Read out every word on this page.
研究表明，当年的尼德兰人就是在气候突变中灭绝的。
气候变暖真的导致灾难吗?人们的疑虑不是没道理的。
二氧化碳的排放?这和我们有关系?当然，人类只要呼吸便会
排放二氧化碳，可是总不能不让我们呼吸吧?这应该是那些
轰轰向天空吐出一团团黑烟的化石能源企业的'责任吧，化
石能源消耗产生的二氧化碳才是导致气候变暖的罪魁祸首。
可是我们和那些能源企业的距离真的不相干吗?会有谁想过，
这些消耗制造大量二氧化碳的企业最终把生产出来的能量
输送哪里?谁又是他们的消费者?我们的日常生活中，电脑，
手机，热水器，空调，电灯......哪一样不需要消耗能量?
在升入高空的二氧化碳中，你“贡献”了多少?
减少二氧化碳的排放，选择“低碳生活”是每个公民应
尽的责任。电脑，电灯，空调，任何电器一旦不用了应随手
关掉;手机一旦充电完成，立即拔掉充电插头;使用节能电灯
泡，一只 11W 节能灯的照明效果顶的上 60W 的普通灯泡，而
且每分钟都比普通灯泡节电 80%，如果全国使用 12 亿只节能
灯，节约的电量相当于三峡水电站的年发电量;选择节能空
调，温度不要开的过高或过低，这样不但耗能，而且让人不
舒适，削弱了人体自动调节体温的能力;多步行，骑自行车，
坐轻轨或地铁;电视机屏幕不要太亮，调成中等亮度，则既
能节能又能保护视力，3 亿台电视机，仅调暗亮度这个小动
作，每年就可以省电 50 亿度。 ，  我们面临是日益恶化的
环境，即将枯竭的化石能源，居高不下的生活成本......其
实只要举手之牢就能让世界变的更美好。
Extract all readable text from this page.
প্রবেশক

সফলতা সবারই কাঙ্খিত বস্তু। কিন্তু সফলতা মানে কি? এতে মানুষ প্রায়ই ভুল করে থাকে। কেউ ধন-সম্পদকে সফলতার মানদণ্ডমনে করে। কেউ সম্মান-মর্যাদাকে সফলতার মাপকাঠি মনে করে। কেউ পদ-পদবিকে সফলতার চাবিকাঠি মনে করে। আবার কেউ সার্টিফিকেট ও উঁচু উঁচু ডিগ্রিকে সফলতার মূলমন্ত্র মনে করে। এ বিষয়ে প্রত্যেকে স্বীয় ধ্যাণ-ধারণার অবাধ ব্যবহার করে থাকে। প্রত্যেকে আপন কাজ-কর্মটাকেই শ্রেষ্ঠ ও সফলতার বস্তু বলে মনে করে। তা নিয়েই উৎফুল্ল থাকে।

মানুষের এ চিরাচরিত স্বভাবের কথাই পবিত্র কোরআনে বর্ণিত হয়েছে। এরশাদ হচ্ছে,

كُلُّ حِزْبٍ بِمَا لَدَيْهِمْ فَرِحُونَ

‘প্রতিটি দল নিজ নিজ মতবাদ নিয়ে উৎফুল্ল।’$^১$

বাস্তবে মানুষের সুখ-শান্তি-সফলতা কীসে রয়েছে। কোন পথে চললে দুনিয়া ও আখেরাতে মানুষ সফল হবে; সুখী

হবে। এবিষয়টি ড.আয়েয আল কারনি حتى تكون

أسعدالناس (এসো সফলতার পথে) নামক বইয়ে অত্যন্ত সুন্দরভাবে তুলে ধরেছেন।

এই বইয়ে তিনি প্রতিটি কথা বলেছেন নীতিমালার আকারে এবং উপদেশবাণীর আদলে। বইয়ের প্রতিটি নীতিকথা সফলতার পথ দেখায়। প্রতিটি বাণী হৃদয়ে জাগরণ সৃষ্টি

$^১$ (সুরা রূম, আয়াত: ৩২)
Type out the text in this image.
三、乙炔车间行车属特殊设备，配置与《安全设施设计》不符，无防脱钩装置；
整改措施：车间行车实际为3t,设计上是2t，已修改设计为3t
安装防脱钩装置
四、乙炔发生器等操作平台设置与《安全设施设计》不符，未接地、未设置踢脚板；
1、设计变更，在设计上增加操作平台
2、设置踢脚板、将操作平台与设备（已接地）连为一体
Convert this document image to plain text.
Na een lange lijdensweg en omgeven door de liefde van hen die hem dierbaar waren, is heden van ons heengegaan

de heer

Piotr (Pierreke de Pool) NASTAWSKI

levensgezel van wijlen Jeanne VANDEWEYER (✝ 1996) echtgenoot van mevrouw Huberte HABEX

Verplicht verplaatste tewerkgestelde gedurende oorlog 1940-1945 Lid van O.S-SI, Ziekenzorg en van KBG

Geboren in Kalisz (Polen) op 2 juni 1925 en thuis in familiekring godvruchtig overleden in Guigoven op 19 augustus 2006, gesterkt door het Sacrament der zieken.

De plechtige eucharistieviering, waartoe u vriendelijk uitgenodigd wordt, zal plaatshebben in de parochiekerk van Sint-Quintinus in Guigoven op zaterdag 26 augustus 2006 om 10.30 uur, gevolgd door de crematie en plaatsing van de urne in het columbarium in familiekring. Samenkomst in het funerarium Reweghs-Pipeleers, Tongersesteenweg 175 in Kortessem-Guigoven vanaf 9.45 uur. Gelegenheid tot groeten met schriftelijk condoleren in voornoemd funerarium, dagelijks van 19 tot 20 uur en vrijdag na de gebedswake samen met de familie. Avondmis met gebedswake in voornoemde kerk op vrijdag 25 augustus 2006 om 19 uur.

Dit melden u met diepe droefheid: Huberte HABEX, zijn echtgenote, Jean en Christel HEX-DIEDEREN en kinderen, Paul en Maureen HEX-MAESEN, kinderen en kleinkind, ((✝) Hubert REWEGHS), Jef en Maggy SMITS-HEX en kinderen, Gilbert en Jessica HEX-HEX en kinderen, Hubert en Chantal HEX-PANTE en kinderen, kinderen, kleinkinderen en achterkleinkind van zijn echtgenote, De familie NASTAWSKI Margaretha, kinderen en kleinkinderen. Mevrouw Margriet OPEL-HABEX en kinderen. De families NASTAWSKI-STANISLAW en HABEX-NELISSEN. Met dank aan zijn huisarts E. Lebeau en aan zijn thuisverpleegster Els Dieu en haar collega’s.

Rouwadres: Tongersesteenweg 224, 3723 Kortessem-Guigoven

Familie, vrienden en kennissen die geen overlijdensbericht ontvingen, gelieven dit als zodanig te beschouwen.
· · · · · · ·
Task details:
Search the entries for the word "NASTAWSKI", then gather every line that has it.

Solution for this task:
Piotr (Pierreke de Pool) NASTAWSKI
Dit melden u met diepe droefheid: Huberte HABEX, zijn echtgenote, Jean en Christel HEX-DIEDEREN en kinderen, Paul en Maureen HEX-MAESEN, kinderen en kleinkind, ((✝) Hubert REWEGHS), Jef en Maggy SMITS-HEX en kinderen, Gilbert en Jessica HEX-HEX en kinderen, Hubert en Chantal HEX-PANTE en kinderen, kinderen, kleinkinderen en achterkleinkind van zijn echtgenote, De familie NASTAWSKI Margaretha, kinderen en kleinkinderen. Mevrouw Margriet OPEL-HABEX en kinderen. De families NASTAWSKI-STANISLAW en HABEX-NELISSEN. Met dank aan zijn huisarts E. Lebeau en aan zijn thuisverpleegster Els Dieu en haar collega’s.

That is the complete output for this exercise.